### [What needs to be done]
Return the material below in full and exactly.

### [Input data]
+---+

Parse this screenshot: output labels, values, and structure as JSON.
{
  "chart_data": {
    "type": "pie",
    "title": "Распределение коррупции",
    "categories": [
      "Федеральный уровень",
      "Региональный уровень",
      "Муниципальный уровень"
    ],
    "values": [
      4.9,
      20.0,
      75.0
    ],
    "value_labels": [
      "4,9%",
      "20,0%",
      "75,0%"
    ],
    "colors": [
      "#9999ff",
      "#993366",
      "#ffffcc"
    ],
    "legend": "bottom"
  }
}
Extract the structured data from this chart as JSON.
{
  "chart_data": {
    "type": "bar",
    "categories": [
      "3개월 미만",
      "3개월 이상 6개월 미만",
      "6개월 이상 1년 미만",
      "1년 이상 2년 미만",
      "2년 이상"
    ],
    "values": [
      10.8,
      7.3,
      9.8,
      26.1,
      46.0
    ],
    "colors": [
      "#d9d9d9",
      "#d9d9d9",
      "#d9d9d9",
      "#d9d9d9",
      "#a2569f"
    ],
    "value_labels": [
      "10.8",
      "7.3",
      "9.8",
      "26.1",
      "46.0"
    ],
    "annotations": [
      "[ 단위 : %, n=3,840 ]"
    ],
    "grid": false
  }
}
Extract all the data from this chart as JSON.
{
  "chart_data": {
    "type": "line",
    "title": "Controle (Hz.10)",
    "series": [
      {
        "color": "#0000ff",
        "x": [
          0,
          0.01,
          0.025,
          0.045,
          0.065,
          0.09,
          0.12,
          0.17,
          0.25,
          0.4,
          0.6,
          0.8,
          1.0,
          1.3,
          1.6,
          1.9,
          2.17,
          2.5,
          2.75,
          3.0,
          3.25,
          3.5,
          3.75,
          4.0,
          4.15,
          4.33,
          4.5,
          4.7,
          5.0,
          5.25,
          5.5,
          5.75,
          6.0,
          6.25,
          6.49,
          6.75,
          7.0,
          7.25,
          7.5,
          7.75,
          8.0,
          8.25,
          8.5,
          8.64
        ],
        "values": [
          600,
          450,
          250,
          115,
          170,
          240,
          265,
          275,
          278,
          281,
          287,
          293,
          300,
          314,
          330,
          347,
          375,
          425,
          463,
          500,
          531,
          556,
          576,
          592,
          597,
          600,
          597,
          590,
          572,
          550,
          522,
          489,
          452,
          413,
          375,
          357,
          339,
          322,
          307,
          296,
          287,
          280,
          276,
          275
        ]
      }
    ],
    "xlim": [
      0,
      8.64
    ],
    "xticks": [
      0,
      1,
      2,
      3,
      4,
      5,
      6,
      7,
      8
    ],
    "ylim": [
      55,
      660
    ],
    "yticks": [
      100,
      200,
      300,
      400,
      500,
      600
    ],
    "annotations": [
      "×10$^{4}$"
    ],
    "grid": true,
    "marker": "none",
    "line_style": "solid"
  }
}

+---+

### [Problem solution]
Parse this screenshot: output labels, values, and structure as JSON.
{
  "chart_data": {
    "type": "pie",
    "title": "Распределение коррупции",
    "categories": [
      "Федеральный уровень",
      "Региональный уровень",
      "Муниципальный уровень"
    ],
    "values": [
      4.9,
      20.0,
      75.0
    ],
    "value_labels": [
      "4,9%",
      "20,0%",
      "75,0%"
    ],
    "colors": [
      "#9999ff",
      "#993366",
      "#ffffcc"
    ],
    "legend": "bottom"
  }
}
Extract the structured data from this chart as JSON.
{
  "chart_data": {
    "type": "bar",
    "categories": [
      "3개월 미만",
      "3개월 이상 6개월 미만",
      "6개월 이상 1년 미만",
      "1년 이상 2년 미만",
      "2년 이상"
    ],
    "values": [
      10.8,
      7.3,
      9.8,
      26.1,
      46.0
    ],
    "colors": [
      "#d9d9d9",
      "#d9d9d9",
      "#d9d9d9",
      "#d9d9d9",
      "#a2569f"
    ],
    "value_labels": [
      "10.8",
      "7.3",
      "9.8",
      "26.1",
      "46.0"
    ],
    "annotations": [
      "[ 단위 : %, n=3,840 ]"
    ],
    "grid": false
  }
}
Extract all the data from this chart as JSON.
{
  "chart_data": {
    "type": "line",
    "title": "Controle (Hz.10)",
    "series": [
      {
        "color": "#0000ff",
        "x": [
          0,
          0.01,
          0.025,
          0.045,
          0.065,
          0.09,
          0.12,
          0.17,
          0.25,
          0.4,
          0.6,
          0.8,
          1.0,
          1.3,
          1.6,
          1.9,
          2.17,
          2.5,
          2.75,
          3.0,
          3.25,
          3.5,
          3.75,
          4.0,
          4.15,
          4.33,
          4.5,
          4.7,
          5.0,
          5.25,
          5.5,
          5.75,
          6.0,
          6.25,
          6.49,
          6.75,
          7.0,
          7.25,
          7.5,
          7.75,
          8.0,
          8.25,
          8.5,
          8.64
        ],
        "values": [
          600,
          450,
          250,
          115,
          170,
          240,
          265,
          275,
          278,
          281,
          287,
          293,
          300,
          314,
          330,
          347,
          375,
          425,
          463,
          500,
          531,
          556,
          576,
          592,
          597,
          600,
          597,
          590,
          572,
          550,
          522,
          489,
          452,
          413,
          375,
          357,
          339,
          322,
          307,
          296,
          287,
          280,
          276,
          275
        ]
      }
    ],
    "xlim": [
      0,
      8.64
    ],
    "xticks": [
      0,
      1,
      2,
      3,
      4,
      5,
      6,
      7,
      8
    ],
    "ylim": [
      55,
      660
    ],
    "yticks": [
      100,
      200,
      300,
      400,
      500,
      600
    ],
    "annotations": [
      "×10$^{4}$"
    ],
    "grid": true,
    "marker": "none",
    "line_style": "solid"
  }
}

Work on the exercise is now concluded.